Extracted records:
◆ ◆ ◆ ◆

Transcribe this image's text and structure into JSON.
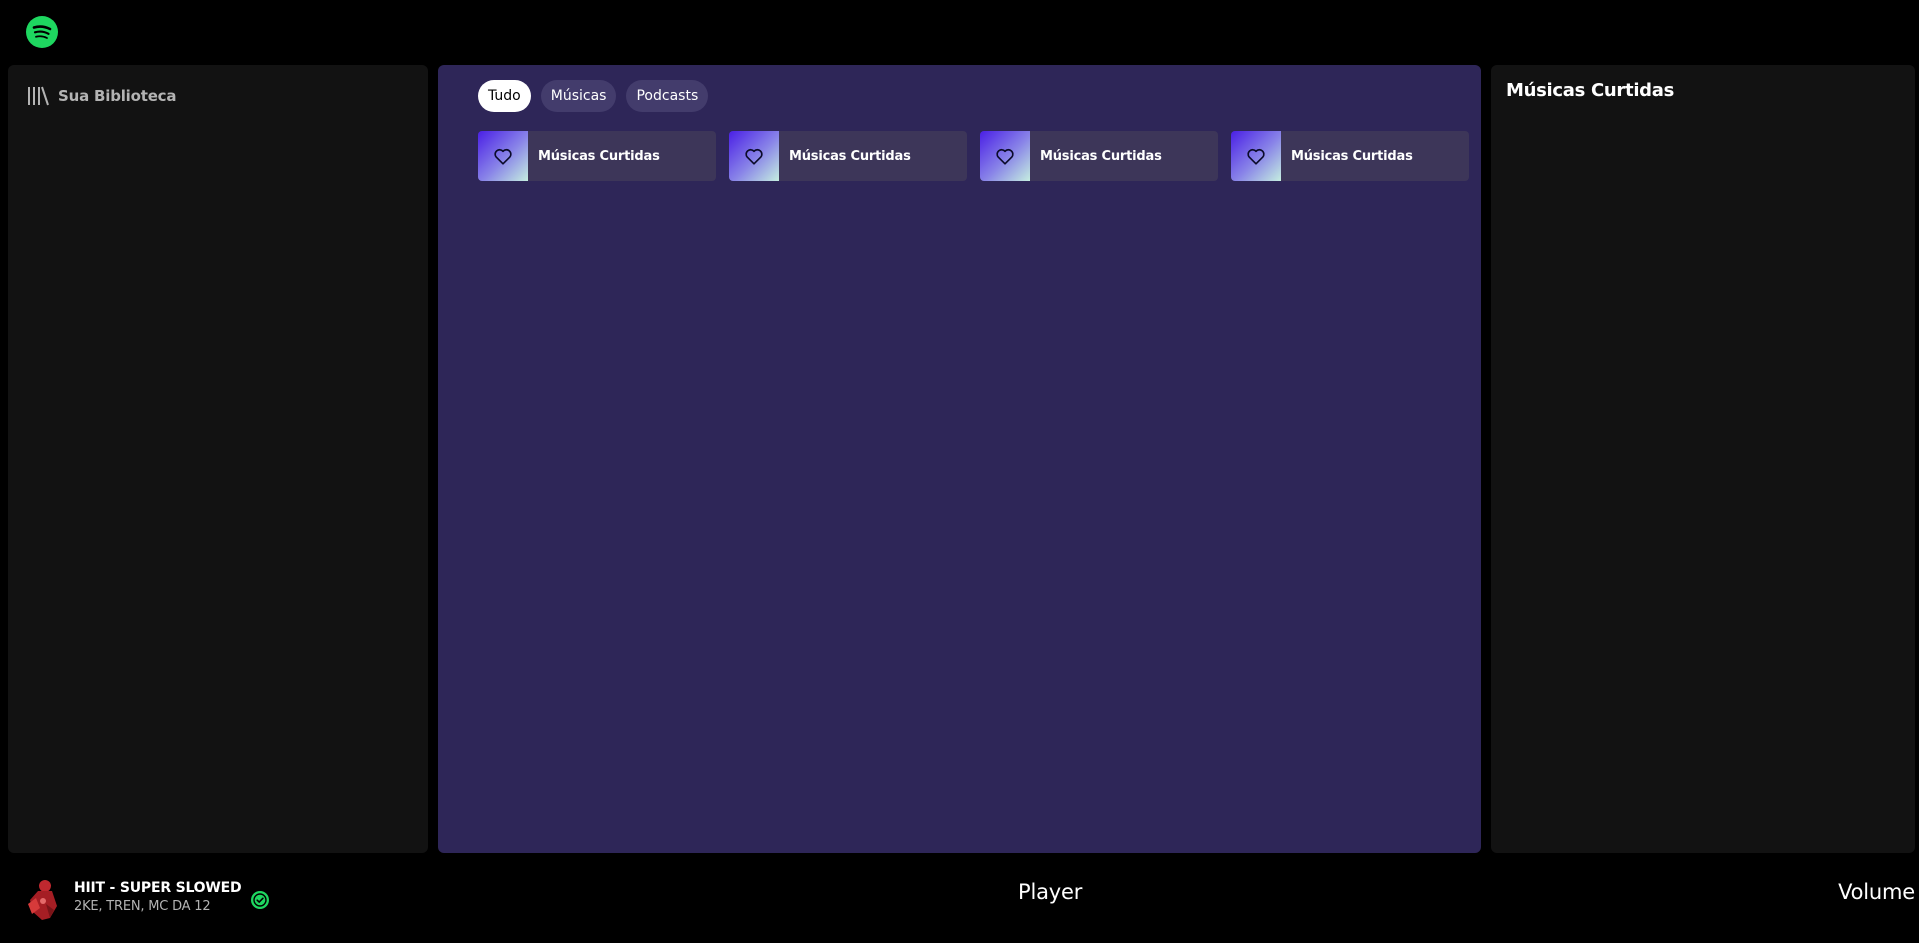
{
  "app": {
    "logo_icon": "spotify-logo-icon",
    "accent_color": "#1ed760"
  },
  "library": {
    "title": "Sua Biblioteca",
    "icon": "library-icon"
  },
  "filters": {
    "chips": [
      {
        "label": "Tudo",
        "active": true
      },
      {
        "label": "Músicas",
        "active": false
      },
      {
        "label": "Podcasts",
        "active": false
      }
    ]
  },
  "main": {
    "background_color": "#2e2658",
    "cards": [
      {
        "title": "Músicas Curtidas",
        "icon": "heart-icon"
      },
      {
        "title": "Músicas Curtidas",
        "icon": "heart-icon"
      },
      {
        "title": "Músicas Curtidas",
        "icon": "heart-icon"
      },
      {
        "title": "Músicas Curtidas",
        "icon": "heart-icon"
      }
    ]
  },
  "right_panel": {
    "title": "Músicas Curtidas"
  },
  "player_bar": {
    "now_playing": {
      "title": "HIIT - SUPER SLOWED",
      "artists": "2KE, TREN, MC DA 12",
      "saved_icon": "check-circle-icon"
    },
    "player_label": "Player",
    "volume_label": "Volume"
  }
}
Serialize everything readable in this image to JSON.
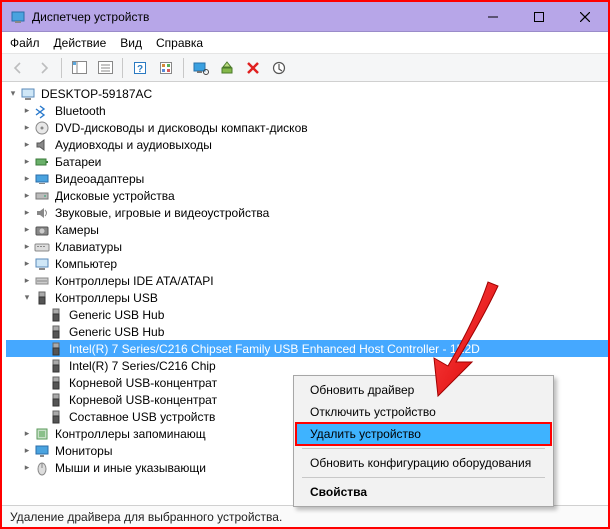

◆ ◆ ◆ ◆

TASK DESCRIPTION » Your copy should hold every record word for word and none of the pictures.

EXPECTED ANSWER »
Transcribe this image's text and structure into JSON.
{
  "app": {
    "logo_icon": "spotify-logo-icon",
    "accent_color": "#1ed760"
  },
  "library": {
    "title": "Sua Biblioteca",
    "icon": "library-icon"
  },
  "filters": {
    "chips": [
      {
        "label": "Tudo",
        "active": true
      },
      {
        "label": "Músicas",
        "active": false
      },
      {
        "label": "Podcasts",
        "active": false
      }
    ]
  },
  "main": {
    "background_color": "#2e2658",
    "cards": [
      {
        "title": "Músicas Curtidas",
        "icon": "heart-icon"
      },
      {
        "title": "Músicas Curtidas",
        "icon": "heart-icon"
      },
      {
        "title": "Músicas Curtidas",
        "icon": "heart-icon"
      },
      {
        "title": "Músicas Curtidas",
        "icon": "heart-icon"
      }
    ]
  },
  "right_panel": {
    "title": "Músicas Curtidas"
  },
  "player_bar": {
    "now_playing": {
      "title": "HIIT - SUPER SLOWED",
      "artists": "2KE, TREN, MC DA 12",
      "saved_icon": "check-circle-icon"
    },
    "player_label": "Player",
    "volume_label": "Volume"
  }
}
Serialize everything readable in this image to JSON.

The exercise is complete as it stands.